US6837218B2

US6837218B2 - Radial piston pump

Info

Publication number: US6837218B2
Application number: US10/070,314
Authority: US
Inventors: Kurt Frank
Original assignee: Robert Bosch GmbH
Current assignee: Robert Bosch GmbH
Priority date: 2000-07-05
Filing date: 2001-06-15
Publication date: 2005-01-04
Anticipated expiration: 2021-06-15
Also published as: DE10032577A1; WO2002002937A1; US20020179061A1; DE50112915D1; EP1301708B1; EP1301708A1; JP2004502092A

Abstract

The invention relates to a radial piston pump for generating high fuel pressure in fuel injection systems of internal combustion engines, in particular in a common rail injection system, having a driveshaft, supported in a housing, that has an eccentrically embodied shaft portion which cooperates with preferably a plurality of pistons capable of reciprocating radially, relative to the driveshaft, in a respective element bore, in order to aspirate fuel and subject it to high pressure in a high-pressure region. In order to increase the efficiency and lengthen the service life, in the outer jacket face (3) of the pistons and/or the inner jacket face of the element bore, a structure in the μm range is formed.

Description

CROSS-REFERENCE TO RELATED APPLICATIONS

This application is a 35 U.S.C.371 application of PCT/DE 01/02234, filed on Jun. 15, 2001.

BACKGROUND OF THE INVENTION

1. Field of the Invention

The invention relates to a radial piston pump for generating high fuel pressure in fuel injection systems of internal combustion engines, in particular in a common rail injection system, having a driveshaft, supported in a housing, that has an eccentrically embodied shaft portion which cooperates with preferably a plurality of pistons capable of reciprocating radially, relative to the driveshaft, in a respective element bore, in order to aspirate fuel and subject it to high pressure in a high-pressure region.

2. Description of the Prior Art

A radial piston pump of the generic type described above is known from German Patent Disclosure DE 198 47 044 A1. In the known radial piston pump, an annular groove which communicates with a plurality of axially disposed grooves or channels is made in the outer jacket face of the pistons in the circumferential direction. The macroscopic channels serve to orient the pistons “hydraulically”, each in the associated element bore.

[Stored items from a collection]
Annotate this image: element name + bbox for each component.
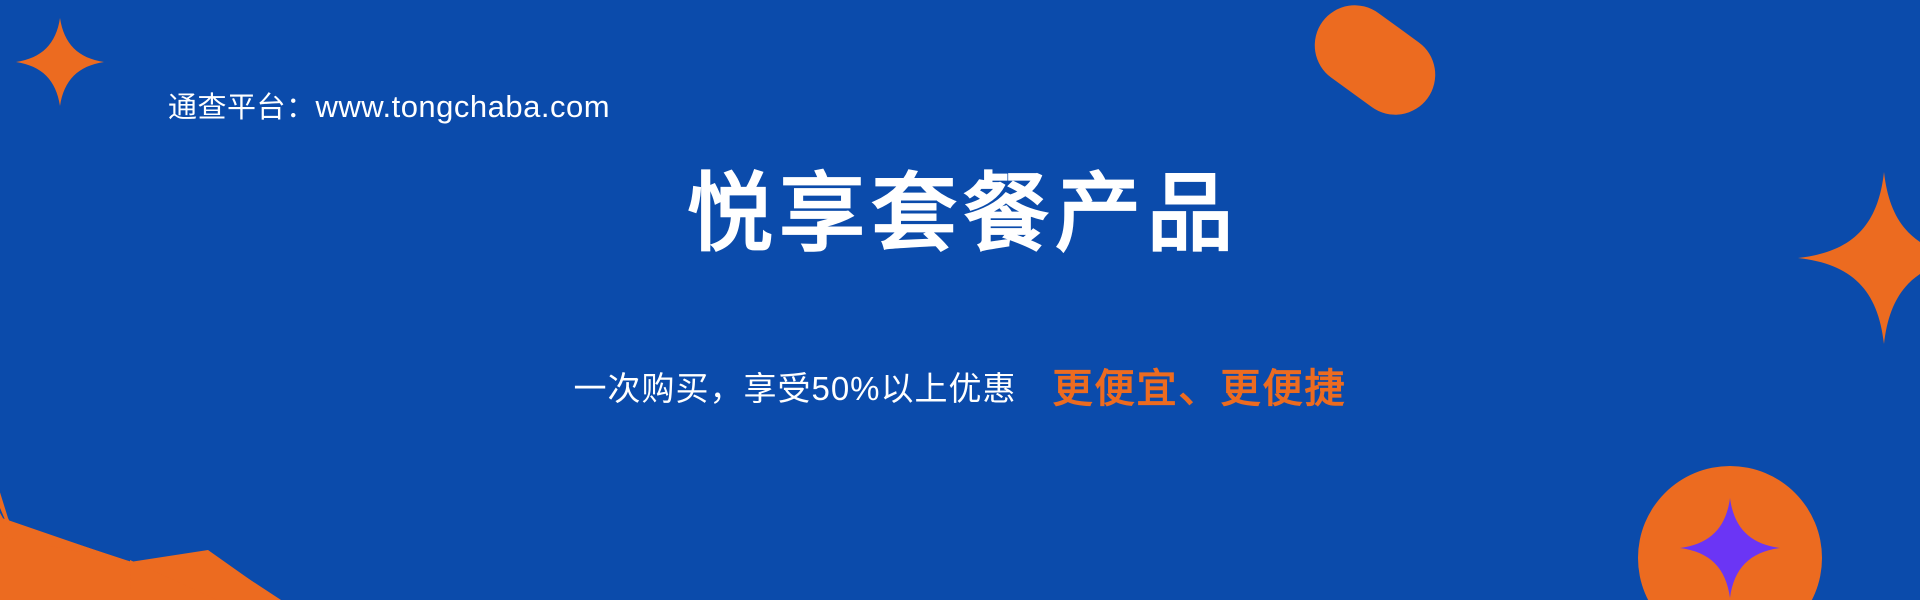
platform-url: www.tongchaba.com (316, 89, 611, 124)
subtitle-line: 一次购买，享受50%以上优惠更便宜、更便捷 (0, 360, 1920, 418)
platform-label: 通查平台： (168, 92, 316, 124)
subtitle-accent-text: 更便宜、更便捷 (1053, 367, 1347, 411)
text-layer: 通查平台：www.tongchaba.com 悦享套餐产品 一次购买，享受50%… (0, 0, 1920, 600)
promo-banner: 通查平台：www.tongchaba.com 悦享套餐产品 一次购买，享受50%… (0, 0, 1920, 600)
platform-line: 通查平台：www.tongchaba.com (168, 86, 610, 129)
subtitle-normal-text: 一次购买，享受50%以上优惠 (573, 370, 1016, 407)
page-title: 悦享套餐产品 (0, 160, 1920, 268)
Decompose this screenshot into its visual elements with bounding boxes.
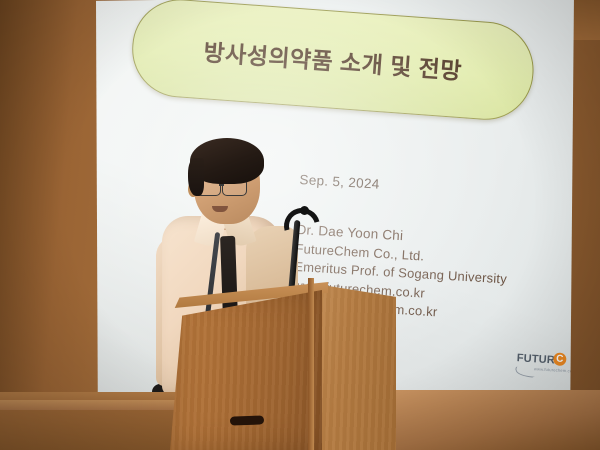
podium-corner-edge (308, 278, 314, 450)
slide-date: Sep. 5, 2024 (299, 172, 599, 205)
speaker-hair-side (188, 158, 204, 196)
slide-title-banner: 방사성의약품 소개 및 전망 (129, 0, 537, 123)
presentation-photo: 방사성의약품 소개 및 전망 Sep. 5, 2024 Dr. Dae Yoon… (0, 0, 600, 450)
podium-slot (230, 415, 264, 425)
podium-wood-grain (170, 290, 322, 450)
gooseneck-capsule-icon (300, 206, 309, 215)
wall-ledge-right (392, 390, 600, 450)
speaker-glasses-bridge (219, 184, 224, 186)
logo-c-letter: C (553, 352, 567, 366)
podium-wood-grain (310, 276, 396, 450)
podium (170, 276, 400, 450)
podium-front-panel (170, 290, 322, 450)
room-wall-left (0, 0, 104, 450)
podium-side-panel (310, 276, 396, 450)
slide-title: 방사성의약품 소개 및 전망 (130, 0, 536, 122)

**Work instructions**
A - Please reproduce the radial piston pump patent starting with "2. Description of" and going on through "associated element bore.", keeping every word and mark as it stands.
B - Which publication numbers does the radial piston pump patent give under "Also published as"? List them all.
C - Carry the radial piston pump patent on from its last sentence, writing the next part in the same style.
None of these items matter here.

**Answers provided**
A -
2. Description of the Prior Art

A radial piston pump of the generic type described above is known from German Patent Disclosure DE 198 47 044 A1. In the known radial piston pump, an annular groove which communicates with a plurality of axially disposed grooves or channels is made in the outer jacket face of the pistons in the circumferential direction. The macroscopic channels serve to orient the pistons “hydraulically”, each in the associated element bore.

B -
DE10032577A1
WO2002002937A1
US20020179061A1
DE50112915D1
EP1301708B1
EP1301708A1
JP2004502092A

C -
The running paths of the pistons and of the element bores must on the one hand be very smooth and have a uniform surface. On the other hand, a certain quantity of the medium to be compressed should adhere as lubricant to the surfaces, which dictates a certain surface roughness. This roughness subtracts from the load-bearing portion of the surface; that is, the full jacket face of the pistons and of the element bores cannot be effectively utilized as a running path. The surface roughness also limits the accuracy of shape and dimension to be attained. This limitation means that certain minimum plays cannot be undershot, which in turn lowers the efficiency of the radial piston pump. This effect is all the more pronounced, the higher the pressure in the radial piston pump becomes.

It is the object of the invention to increase the efficiency and lengthen the service life of the known radial piston pump.

SUMMARY OF THE INVENTION

In a radial piston pump for generating high fuel pressure in fuel injection systems of internal combustion engines, in particular in a common rail injection system, having a driveshaft, supported in a housing, that has an eccentrically embodied shaft portion which cooperates with preferably a plurality of pistons capable of reciprocating radially, relative to the driveshaft, in a respective element bore, in order to aspirate fuel and subject it to high pressure in a high-pressure region, this object is attained in that in the outer jacket face of the pistons and/or the inner jacket face of the element bore, a structure in the μm range is formed.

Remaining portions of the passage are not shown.